→ **REQUIREMENTS**
Every record should be copied exactly, except that pictures are to be omitted.

********************

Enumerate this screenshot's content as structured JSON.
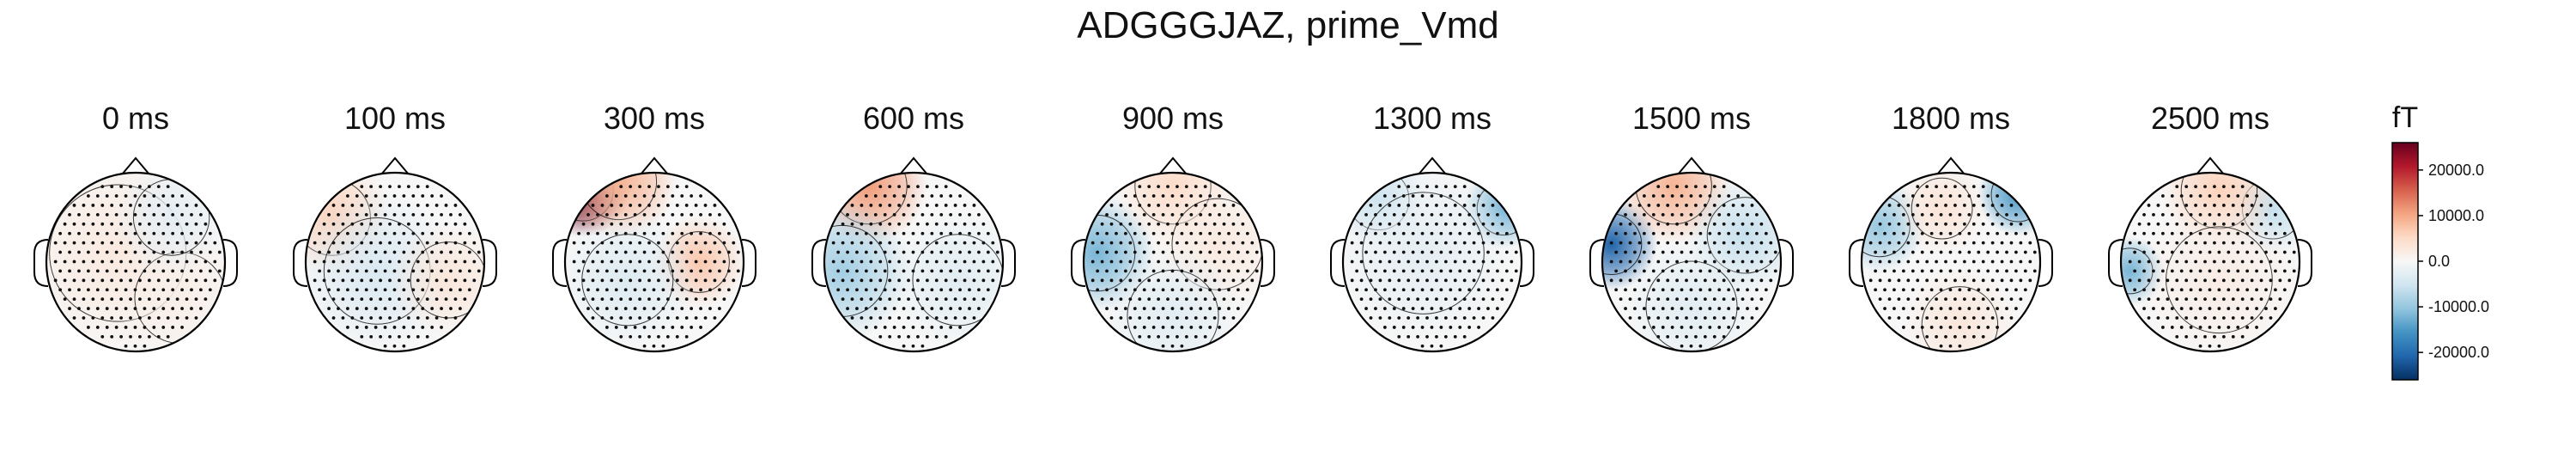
{
  "chart_data": {
    "type": "heatmap",
    "title": "ADGGGJAZ, prime_Vmd",
    "panels": [
      {
        "label": "0 ms",
        "blobs": [
          {
            "x": -0.2,
            "y": 0.1,
            "r": 0.9,
            "v": 2500
          },
          {
            "x": 0.5,
            "y": -0.4,
            "r": 0.6,
            "v": 1500
          },
          {
            "x": 0.4,
            "y": 0.5,
            "r": 0.5,
            "v": -2500
          }
        ]
      },
      {
        "label": "100 ms",
        "blobs": [
          {
            "x": -0.7,
            "y": 0.5,
            "r": 0.5,
            "v": 6000
          },
          {
            "x": -0.2,
            "y": -0.1,
            "r": 0.7,
            "v": -4000
          },
          {
            "x": 0.6,
            "y": -0.2,
            "r": 0.5,
            "v": 3000
          }
        ]
      },
      {
        "label": "300 ms",
        "blobs": [
          {
            "x": -0.8,
            "y": 0.8,
            "r": 0.4,
            "v": 26000
          },
          {
            "x": -0.4,
            "y": 0.9,
            "r": 0.5,
            "v": 9000
          },
          {
            "x": 0.5,
            "y": 0.0,
            "r": 0.4,
            "v": 7000
          },
          {
            "x": -0.3,
            "y": -0.2,
            "r": 0.6,
            "v": -3500
          }
        ]
      },
      {
        "label": "600 ms",
        "blobs": [
          {
            "x": -0.5,
            "y": 0.85,
            "r": 0.5,
            "v": 11000
          },
          {
            "x": -0.8,
            "y": -0.1,
            "r": 0.6,
            "v": -9000
          },
          {
            "x": 0.5,
            "y": -0.2,
            "r": 0.6,
            "v": -3000
          }
        ]
      },
      {
        "label": "900 ms",
        "blobs": [
          {
            "x": -0.85,
            "y": 0.1,
            "r": 0.5,
            "v": -12000
          },
          {
            "x": 0.0,
            "y": 0.85,
            "r": 0.5,
            "v": 5000
          },
          {
            "x": 0.5,
            "y": 0.2,
            "r": 0.6,
            "v": 2500
          },
          {
            "x": 0.0,
            "y": -0.6,
            "r": 0.6,
            "v": -3000
          }
        ]
      },
      {
        "label": "1300 ms",
        "blobs": [
          {
            "x": 0.8,
            "y": 0.6,
            "r": 0.35,
            "v": -12000
          },
          {
            "x": -0.6,
            "y": 0.7,
            "r": 0.4,
            "v": -6000
          },
          {
            "x": -0.1,
            "y": 0.1,
            "r": 0.8,
            "v": -2500
          }
        ]
      },
      {
        "label": "1500 ms",
        "blobs": [
          {
            "x": -0.9,
            "y": 0.2,
            "r": 0.4,
            "v": -21000
          },
          {
            "x": -0.2,
            "y": 0.85,
            "r": 0.5,
            "v": 9000
          },
          {
            "x": 0.6,
            "y": 0.3,
            "r": 0.5,
            "v": -6000
          },
          {
            "x": 0.0,
            "y": -0.5,
            "r": 0.6,
            "v": -3000
          }
        ]
      },
      {
        "label": "1800 ms",
        "blobs": [
          {
            "x": 0.75,
            "y": 0.75,
            "r": 0.35,
            "v": -15000
          },
          {
            "x": -0.8,
            "y": 0.4,
            "r": 0.4,
            "v": -10000
          },
          {
            "x": -0.1,
            "y": 0.6,
            "r": 0.4,
            "v": 3500
          },
          {
            "x": 0.1,
            "y": -0.7,
            "r": 0.5,
            "v": 3000
          }
        ]
      },
      {
        "label": "2500 ms",
        "blobs": [
          {
            "x": -0.9,
            "y": -0.1,
            "r": 0.3,
            "v": -12000
          },
          {
            "x": 0.7,
            "y": 0.6,
            "r": 0.4,
            "v": -6000
          },
          {
            "x": 0.1,
            "y": 0.8,
            "r": 0.5,
            "v": 6000
          },
          {
            "x": 0.1,
            "y": -0.2,
            "r": 0.7,
            "v": 2000
          }
        ]
      }
    ],
    "colorbar": {
      "label": "fT",
      "range": [
        -26000,
        26000
      ],
      "ticks": [
        20000,
        10000,
        0,
        -10000,
        -20000
      ],
      "tick_labels": [
        "20000.0",
        "10000.0",
        "0.0",
        "-10000.0",
        "-20000.0"
      ],
      "colormap": "RdBu_r"
    }
  }
}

********************

→ **ANSWER TO THIS EXERCISE**
Enumerate this screenshot's content as structured JSON.
{
  "chart_data": {
    "type": "heatmap",
    "title": "ADGGGJAZ, prime_Vmd",
    "panels": [
      {
        "label": "0 ms",
        "blobs": [
          {
            "x": -0.2,
            "y": 0.1,
            "r": 0.9,
            "v": 2500
          },
          {
            "x": 0.5,
            "y": -0.4,
            "r": 0.6,
            "v": 1500
          },
          {
            "x": 0.4,
            "y": 0.5,
            "r": 0.5,
            "v": -2500
          }
        ]
      },
      {
        "label": "100 ms",
        "blobs": [
          {
            "x": -0.7,
            "y": 0.5,
            "r": 0.5,
            "v": 6000
          },
          {
            "x": -0.2,
            "y": -0.1,
            "r": 0.7,
            "v": -4000
          },
          {
            "x": 0.6,
            "y": -0.2,
            "r": 0.5,
            "v": 3000
          }
        ]
      },
      {
        "label": "300 ms",
        "blobs": [
          {
            "x": -0.8,
            "y": 0.8,
            "r": 0.4,
            "v": 26000
          },
          {
            "x": -0.4,
            "y": 0.9,
            "r": 0.5,
            "v": 9000
          },
          {
            "x": 0.5,
            "y": 0.0,
            "r": 0.4,
            "v": 7000
          },
          {
            "x": -0.3,
            "y": -0.2,
            "r": 0.6,
            "v": -3500
          }
        ]
      },
      {
        "label": "600 ms",
        "blobs": [
          {
            "x": -0.5,
            "y": 0.85,
            "r": 0.5,
            "v": 11000
          },
          {
            "x": -0.8,
            "y": -0.1,
            "r": 0.6,
            "v": -9000
          },
          {
            "x": 0.5,
            "y": -0.2,
            "r": 0.6,
            "v": -3000
          }
        ]
      },
      {
        "label": "900 ms",
        "blobs": [
          {
            "x": -0.85,
            "y": 0.1,
            "r": 0.5,
            "v": -12000
          },
          {
            "x": 0.0,
            "y": 0.85,
            "r": 0.5,
            "v": 5000
          },
          {
            "x": 0.5,
            "y": 0.2,
            "r": 0.6,
            "v": 2500
          },
          {
            "x": 0.0,
            "y": -0.6,
            "r": 0.6,
            "v": -3000
          }
        ]
      },
      {
        "label": "1300 ms",
        "blobs": [
          {
            "x": 0.8,
            "y": 0.6,
            "r": 0.35,
            "v": -12000
          },
          {
            "x": -0.6,
            "y": 0.7,
            "r": 0.4,
            "v": -6000
          },
          {
            "x": -0.1,
            "y": 0.1,
            "r": 0.8,
            "v": -2500
          }
        ]
      },
      {
        "label": "1500 ms",
        "blobs": [
          {
            "x": -0.9,
            "y": 0.2,
            "r": 0.4,
            "v": -21000
          },
          {
            "x": -0.2,
            "y": 0.85,
            "r": 0.5,
            "v": 9000
          },
          {
            "x": 0.6,
            "y": 0.3,
            "r": 0.5,
            "v": -6000
          },
          {
            "x": 0.0,
            "y": -0.5,
            "r": 0.6,
            "v": -3000
          }
        ]
      },
      {
        "label": "1800 ms",
        "blobs": [
          {
            "x": 0.75,
            "y": 0.75,
            "r": 0.35,
            "v": -15000
          },
          {
            "x": -0.8,
            "y": 0.4,
            "r": 0.4,
            "v": -10000
          },
          {
            "x": -0.1,
            "y": 0.6,
            "r": 0.4,
            "v": 3500
          },
          {
            "x": 0.1,
            "y": -0.7,
            "r": 0.5,
            "v": 3000
          }
        ]
      },
      {
        "label": "2500 ms",
        "blobs": [
          {
            "x": -0.9,
            "y": -0.1,
            "r": 0.3,
            "v": -12000
          },
          {
            "x": 0.7,
            "y": 0.6,
            "r": 0.4,
            "v": -6000
          },
          {
            "x": 0.1,
            "y": 0.8,
            "r": 0.5,
            "v": 6000
          },
          {
            "x": 0.1,
            "y": -0.2,
            "r": 0.7,
            "v": 2000
          }
        ]
      }
    ],
    "colorbar": {
      "label": "fT",
      "range": [
        -26000,
        26000
      ],
      "ticks": [
        20000,
        10000,
        0,
        -10000,
        -20000
      ],
      "tick_labels": [
        "20000.0",
        "10000.0",
        "0.0",
        "-10000.0",
        "-20000.0"
      ],
      "colormap": "RdBu_r"
    }
  }
}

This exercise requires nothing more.